• [Data records]
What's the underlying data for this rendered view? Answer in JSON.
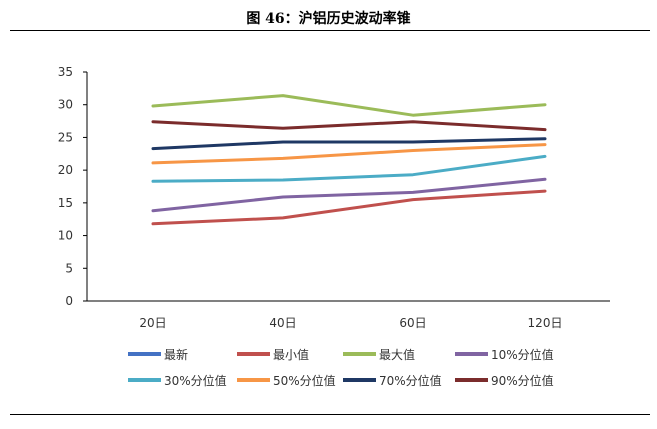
{
  "figure": {
    "title": "图 46：沪铝历史波动率锥"
  },
  "chart_data": {
    "type": "line",
    "title": "图 46：沪铝历史波动率锥",
    "xlabel": "",
    "ylabel": "",
    "categories": [
      "20日",
      "40日",
      "60日",
      "120日"
    ],
    "ylim": [
      0,
      35
    ],
    "yticks": [
      0,
      5,
      10,
      15,
      20,
      25,
      30,
      35
    ],
    "grid": false,
    "legend_position": "bottom",
    "series": [
      {
        "name": "最新",
        "color": "#4472C4",
        "values": [
          null,
          null,
          null,
          null
        ]
      },
      {
        "name": "最小值",
        "color": "#C0504D",
        "values": [
          11.8,
          12.7,
          15.5,
          16.8
        ]
      },
      {
        "name": "最大值",
        "color": "#9BBB59",
        "values": [
          29.8,
          31.4,
          28.4,
          30.0
        ]
      },
      {
        "name": "10%分位值",
        "color": "#8064A2",
        "values": [
          13.8,
          15.9,
          16.6,
          18.6
        ]
      },
      {
        "name": "30%分位值",
        "color": "#4BACC6",
        "values": [
          18.3,
          18.5,
          19.3,
          22.1
        ]
      },
      {
        "name": "50%分位值",
        "color": "#F79646",
        "values": [
          21.1,
          21.8,
          23.0,
          23.9
        ]
      },
      {
        "name": "70%分位值",
        "color": "#1F3864",
        "values": [
          23.3,
          24.3,
          24.3,
          24.8
        ]
      },
      {
        "name": "90%分位值",
        "color": "#7B2C2C",
        "values": [
          27.4,
          26.4,
          27.4,
          26.2
        ]
      }
    ]
  }
}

• [What you will do]
Output, exactly, all the records above; include no pictures.

• [Expected answer]
What's the underlying data for this rendered view? Answer in JSON.
{
  "figure": {
    "title": "图 46：沪铝历史波动率锥"
  },
  "chart_data": {
    "type": "line",
    "title": "图 46：沪铝历史波动率锥",
    "xlabel": "",
    "ylabel": "",
    "categories": [
      "20日",
      "40日",
      "60日",
      "120日"
    ],
    "ylim": [
      0,
      35
    ],
    "yticks": [
      0,
      5,
      10,
      15,
      20,
      25,
      30,
      35
    ],
    "grid": false,
    "legend_position": "bottom",
    "series": [
      {
        "name": "最新",
        "color": "#4472C4",
        "values": [
          null,
          null,
          null,
          null
        ]
      },
      {
        "name": "最小值",
        "color": "#C0504D",
        "values": [
          11.8,
          12.7,
          15.5,
          16.8
        ]
      },
      {
        "name": "最大值",
        "color": "#9BBB59",
        "values": [
          29.8,
          31.4,
          28.4,
          30.0
        ]
      },
      {
        "name": "10%分位值",
        "color": "#8064A2",
        "values": [
          13.8,
          15.9,
          16.6,
          18.6
        ]
      },
      {
        "name": "30%分位值",
        "color": "#4BACC6",
        "values": [
          18.3,
          18.5,
          19.3,
          22.1
        ]
      },
      {
        "name": "50%分位值",
        "color": "#F79646",
        "values": [
          21.1,
          21.8,
          23.0,
          23.9
        ]
      },
      {
        "name": "70%分位值",
        "color": "#1F3864",
        "values": [
          23.3,
          24.3,
          24.3,
          24.8
        ]
      },
      {
        "name": "90%分位值",
        "color": "#7B2C2C",
        "values": [
          27.4,
          26.4,
          27.4,
          26.2
        ]
      }
    ]
  }
}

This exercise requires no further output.